Problem | State only the number of lines that include "text".

++++ Listed entries

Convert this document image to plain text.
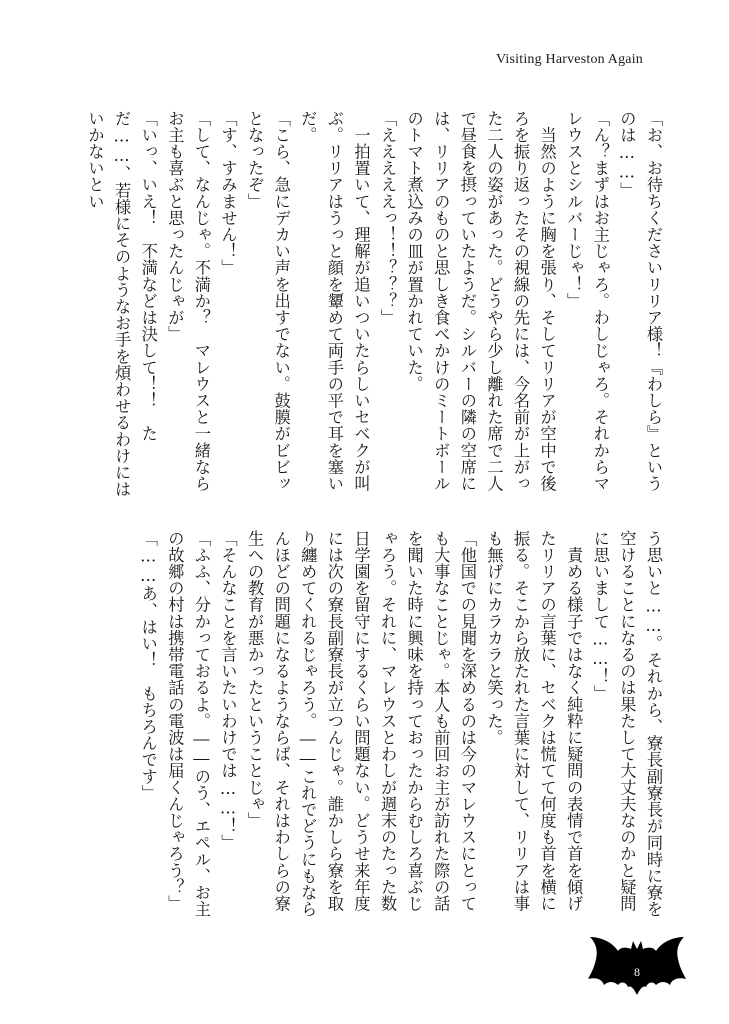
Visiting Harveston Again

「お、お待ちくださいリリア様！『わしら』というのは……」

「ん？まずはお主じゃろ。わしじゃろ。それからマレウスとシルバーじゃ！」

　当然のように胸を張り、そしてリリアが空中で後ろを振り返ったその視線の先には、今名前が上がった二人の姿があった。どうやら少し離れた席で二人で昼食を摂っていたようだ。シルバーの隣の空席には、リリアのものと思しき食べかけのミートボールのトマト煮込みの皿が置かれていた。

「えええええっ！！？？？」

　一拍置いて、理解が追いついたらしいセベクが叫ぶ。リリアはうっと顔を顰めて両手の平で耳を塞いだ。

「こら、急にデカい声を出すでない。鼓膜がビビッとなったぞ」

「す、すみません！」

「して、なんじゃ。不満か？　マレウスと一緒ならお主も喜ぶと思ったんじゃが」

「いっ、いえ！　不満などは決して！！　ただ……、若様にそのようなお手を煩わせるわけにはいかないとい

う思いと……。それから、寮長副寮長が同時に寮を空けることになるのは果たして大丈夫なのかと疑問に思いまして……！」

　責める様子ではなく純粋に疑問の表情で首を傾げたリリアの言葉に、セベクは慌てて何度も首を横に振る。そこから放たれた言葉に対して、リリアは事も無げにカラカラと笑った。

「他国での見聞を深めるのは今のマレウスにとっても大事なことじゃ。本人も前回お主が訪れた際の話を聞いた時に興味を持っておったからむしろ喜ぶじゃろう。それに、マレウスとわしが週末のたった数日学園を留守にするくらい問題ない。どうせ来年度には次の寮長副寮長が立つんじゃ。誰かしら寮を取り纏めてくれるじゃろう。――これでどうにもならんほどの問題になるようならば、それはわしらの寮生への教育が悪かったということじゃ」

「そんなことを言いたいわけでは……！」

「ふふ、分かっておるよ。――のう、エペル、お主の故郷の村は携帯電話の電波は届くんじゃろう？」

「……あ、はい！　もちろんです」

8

++++++++
++++ Listed entries

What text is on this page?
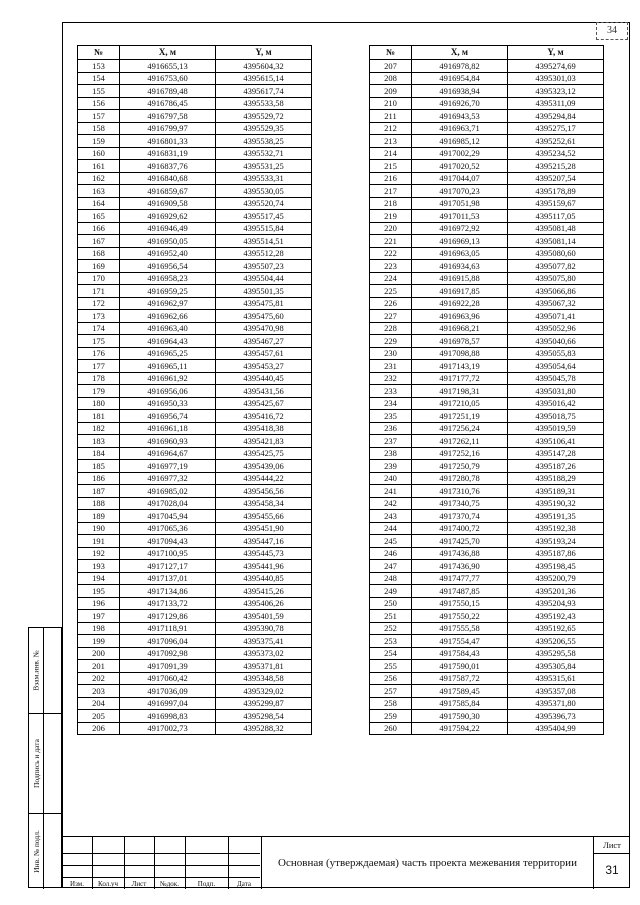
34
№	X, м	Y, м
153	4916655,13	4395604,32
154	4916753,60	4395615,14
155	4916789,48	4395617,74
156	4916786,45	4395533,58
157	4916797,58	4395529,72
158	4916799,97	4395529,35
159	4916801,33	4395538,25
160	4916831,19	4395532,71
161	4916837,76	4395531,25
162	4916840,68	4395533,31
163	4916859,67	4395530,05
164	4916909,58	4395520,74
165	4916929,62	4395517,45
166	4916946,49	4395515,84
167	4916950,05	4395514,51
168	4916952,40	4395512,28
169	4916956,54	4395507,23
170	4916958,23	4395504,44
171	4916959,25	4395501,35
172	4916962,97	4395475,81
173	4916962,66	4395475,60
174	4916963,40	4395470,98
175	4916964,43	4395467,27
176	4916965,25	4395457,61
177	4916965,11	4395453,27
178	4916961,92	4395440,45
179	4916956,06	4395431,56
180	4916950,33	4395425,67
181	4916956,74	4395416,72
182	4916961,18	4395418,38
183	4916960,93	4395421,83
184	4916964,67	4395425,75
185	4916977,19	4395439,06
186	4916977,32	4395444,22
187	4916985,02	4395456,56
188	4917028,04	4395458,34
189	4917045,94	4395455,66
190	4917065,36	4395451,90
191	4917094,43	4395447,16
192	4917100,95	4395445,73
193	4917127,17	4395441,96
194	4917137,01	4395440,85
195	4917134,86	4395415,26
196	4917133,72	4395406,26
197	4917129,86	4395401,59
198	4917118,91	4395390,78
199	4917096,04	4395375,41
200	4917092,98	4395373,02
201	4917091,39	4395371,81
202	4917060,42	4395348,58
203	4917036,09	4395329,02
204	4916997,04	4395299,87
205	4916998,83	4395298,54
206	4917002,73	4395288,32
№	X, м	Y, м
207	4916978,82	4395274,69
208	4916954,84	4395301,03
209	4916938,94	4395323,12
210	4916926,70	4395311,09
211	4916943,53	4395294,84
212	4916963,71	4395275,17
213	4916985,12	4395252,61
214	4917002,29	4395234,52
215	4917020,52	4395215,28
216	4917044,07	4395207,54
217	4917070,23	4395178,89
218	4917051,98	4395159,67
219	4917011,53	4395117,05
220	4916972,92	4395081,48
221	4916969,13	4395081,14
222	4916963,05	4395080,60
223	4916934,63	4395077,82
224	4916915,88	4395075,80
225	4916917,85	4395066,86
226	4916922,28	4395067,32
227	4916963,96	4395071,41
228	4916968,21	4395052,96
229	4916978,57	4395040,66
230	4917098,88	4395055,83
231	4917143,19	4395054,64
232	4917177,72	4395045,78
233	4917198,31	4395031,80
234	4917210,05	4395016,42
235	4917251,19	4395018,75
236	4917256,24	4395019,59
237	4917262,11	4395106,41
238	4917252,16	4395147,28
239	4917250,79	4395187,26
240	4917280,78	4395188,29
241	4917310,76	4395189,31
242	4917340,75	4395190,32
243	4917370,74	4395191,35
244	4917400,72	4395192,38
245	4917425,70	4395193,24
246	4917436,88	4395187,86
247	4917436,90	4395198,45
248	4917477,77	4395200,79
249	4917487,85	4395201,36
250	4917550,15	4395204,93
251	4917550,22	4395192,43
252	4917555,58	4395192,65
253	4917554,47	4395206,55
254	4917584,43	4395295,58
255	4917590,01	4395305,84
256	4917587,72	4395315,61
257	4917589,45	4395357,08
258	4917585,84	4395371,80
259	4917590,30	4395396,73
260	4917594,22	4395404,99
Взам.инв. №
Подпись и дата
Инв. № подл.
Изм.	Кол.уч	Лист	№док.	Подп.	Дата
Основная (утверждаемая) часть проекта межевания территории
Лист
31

++++++++

Solution for this exercise | 2